Stated exercise ▸ Transcribe precisely those lines of the listing that fall between the line containing "Read out every word on this page." and the last line, inclusive of both.
▼▼▼
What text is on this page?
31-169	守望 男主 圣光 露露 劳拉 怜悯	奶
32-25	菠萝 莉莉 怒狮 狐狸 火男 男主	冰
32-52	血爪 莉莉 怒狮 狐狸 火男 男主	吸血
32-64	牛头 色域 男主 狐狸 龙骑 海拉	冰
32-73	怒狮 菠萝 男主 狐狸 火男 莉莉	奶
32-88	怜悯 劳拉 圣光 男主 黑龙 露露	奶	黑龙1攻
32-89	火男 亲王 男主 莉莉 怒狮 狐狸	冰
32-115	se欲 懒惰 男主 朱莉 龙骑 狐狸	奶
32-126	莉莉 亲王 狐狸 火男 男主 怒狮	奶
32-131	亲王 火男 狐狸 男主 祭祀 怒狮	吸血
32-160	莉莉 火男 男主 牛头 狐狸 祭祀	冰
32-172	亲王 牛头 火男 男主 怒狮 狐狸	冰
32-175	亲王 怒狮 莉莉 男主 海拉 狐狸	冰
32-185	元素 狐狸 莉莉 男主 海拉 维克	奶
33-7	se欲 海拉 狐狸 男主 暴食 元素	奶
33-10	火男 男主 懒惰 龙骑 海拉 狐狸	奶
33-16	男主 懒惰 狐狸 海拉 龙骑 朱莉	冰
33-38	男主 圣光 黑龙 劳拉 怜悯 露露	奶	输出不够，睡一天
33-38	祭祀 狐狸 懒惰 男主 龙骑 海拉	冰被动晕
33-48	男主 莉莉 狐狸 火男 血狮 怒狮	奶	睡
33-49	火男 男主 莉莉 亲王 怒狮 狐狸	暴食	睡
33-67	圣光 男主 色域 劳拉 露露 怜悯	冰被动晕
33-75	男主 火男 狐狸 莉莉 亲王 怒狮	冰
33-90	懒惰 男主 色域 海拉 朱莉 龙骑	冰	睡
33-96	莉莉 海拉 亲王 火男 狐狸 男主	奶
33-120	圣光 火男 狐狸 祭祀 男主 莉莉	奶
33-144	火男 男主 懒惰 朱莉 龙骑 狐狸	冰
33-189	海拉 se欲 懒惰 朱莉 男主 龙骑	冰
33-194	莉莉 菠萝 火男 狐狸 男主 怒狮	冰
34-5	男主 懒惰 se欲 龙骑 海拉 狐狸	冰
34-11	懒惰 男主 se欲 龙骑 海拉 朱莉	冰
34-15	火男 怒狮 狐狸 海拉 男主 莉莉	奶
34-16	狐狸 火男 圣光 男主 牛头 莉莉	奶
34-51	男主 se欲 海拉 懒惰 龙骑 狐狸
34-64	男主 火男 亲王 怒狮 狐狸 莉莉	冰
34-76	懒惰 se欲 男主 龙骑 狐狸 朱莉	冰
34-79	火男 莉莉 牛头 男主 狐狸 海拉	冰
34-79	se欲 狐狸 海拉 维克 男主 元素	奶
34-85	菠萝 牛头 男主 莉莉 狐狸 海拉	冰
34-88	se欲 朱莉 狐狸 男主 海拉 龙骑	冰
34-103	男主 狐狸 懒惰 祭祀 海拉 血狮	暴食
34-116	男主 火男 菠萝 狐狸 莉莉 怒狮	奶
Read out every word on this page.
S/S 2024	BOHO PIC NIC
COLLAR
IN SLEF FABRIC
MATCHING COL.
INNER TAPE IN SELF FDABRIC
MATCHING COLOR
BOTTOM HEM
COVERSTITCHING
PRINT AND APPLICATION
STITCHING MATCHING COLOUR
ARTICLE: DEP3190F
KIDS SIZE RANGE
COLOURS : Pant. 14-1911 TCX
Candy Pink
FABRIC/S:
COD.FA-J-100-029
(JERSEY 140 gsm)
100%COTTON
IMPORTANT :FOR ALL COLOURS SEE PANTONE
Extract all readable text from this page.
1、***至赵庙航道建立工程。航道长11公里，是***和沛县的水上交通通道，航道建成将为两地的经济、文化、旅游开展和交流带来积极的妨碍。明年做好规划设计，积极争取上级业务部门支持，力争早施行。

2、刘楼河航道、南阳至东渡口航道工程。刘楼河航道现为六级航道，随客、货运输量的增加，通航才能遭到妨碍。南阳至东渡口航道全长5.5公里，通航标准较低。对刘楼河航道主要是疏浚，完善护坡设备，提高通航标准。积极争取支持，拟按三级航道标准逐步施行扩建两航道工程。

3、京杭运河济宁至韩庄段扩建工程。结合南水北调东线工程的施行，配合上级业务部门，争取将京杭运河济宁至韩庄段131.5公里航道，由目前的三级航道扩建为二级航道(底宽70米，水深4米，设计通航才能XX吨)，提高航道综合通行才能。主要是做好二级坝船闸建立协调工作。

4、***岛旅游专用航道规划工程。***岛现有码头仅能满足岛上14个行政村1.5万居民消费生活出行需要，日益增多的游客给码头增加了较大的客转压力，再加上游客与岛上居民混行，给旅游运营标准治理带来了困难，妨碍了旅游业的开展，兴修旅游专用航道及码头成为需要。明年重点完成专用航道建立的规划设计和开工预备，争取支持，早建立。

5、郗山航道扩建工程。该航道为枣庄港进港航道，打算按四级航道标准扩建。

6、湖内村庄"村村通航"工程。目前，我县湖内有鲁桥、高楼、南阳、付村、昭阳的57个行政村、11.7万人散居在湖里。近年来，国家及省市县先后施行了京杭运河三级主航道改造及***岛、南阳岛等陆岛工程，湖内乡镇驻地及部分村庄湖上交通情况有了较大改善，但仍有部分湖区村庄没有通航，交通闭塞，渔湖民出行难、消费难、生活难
▲▲▲
Completed exercise ▸
Read out every word on this page.
S/S 2024	BOHO PIC NIC
COLLAR
IN SLEF FABRIC
MATCHING COL.
INNER TAPE IN SELF FDABRIC
MATCHING COLOR
BOTTOM HEM
COVERSTITCHING
PRINT AND APPLICATION
STITCHING MATCHING COLOUR
ARTICLE: DEP3190F
KIDS SIZE RANGE
COLOURS : Pant. 14-1911 TCX
Candy Pink
FABRIC/S:
COD.FA-J-100-029
(JERSEY 140 gsm)
100%COTTON
IMPORTANT :FOR ALL COLOURS SEE PANTONE
Extract all readable text from this page.
1、***至赵庙航道建立工程。航道长11公里，是***和沛县的水上交通通道，航道建成将为两地的经济、文化、旅游开展和交流带来积极的妨碍。明年做好规划设计，积极争取上级业务部门支持，力争早施行。

2、刘楼河航道、南阳至东渡口航道工程。刘楼河航道现为六级航道，随客、货运输量的增加，通航才能遭到妨碍。南阳至东渡口航道全长5.5公里，通航标准较低。对刘楼河航道主要是疏浚，完善护坡设备，提高通航标准。积极争取支持，拟按三级航道标准逐步施行扩建两航道工程。

3、京杭运河济宁至韩庄段扩建工程。结合南水北调东线工程的施行，配合上级业务部门，争取将京杭运河济宁至韩庄段131.5公里航道，由目前的三级航道扩建为二级航道(底宽70米，水深4米，设计通航才能XX吨)，提高航道综合通行才能。主要是做好二级坝船闸建立协调工作。

4、***岛旅游专用航道规划工程。***岛现有码头仅能满足岛上14个行政村1.5万居民消费生活出行需要，日益增多的游客给码头增加了较大的客转压力，再加上游客与岛上居民混行，给旅游运营标准治理带来了困难，妨碍了旅游业的开展，兴修旅游专用航道及码头成为需要。明年重点完成专用航道建立的规划设计和开工预备，争取支持，早建立。

5、郗山航道扩建工程。该航道为枣庄港进港航道，打算按四级航道标准扩建。

6、湖内村庄"村村通航"工程。目前，我县湖内有鲁桥、高楼、南阳、付村、昭阳的57个行政村、11.7万人散居在湖里。近年来，国家及省市县先后施行了京杭运河三级主航道改造及***岛、南阳岛等陆岛工程，湖内乡镇驻地及部分村庄湖上交通情况有了较大改善，但仍有部分湖区村庄没有通航，交通闭塞，渔湖民出行难、消费难、生活难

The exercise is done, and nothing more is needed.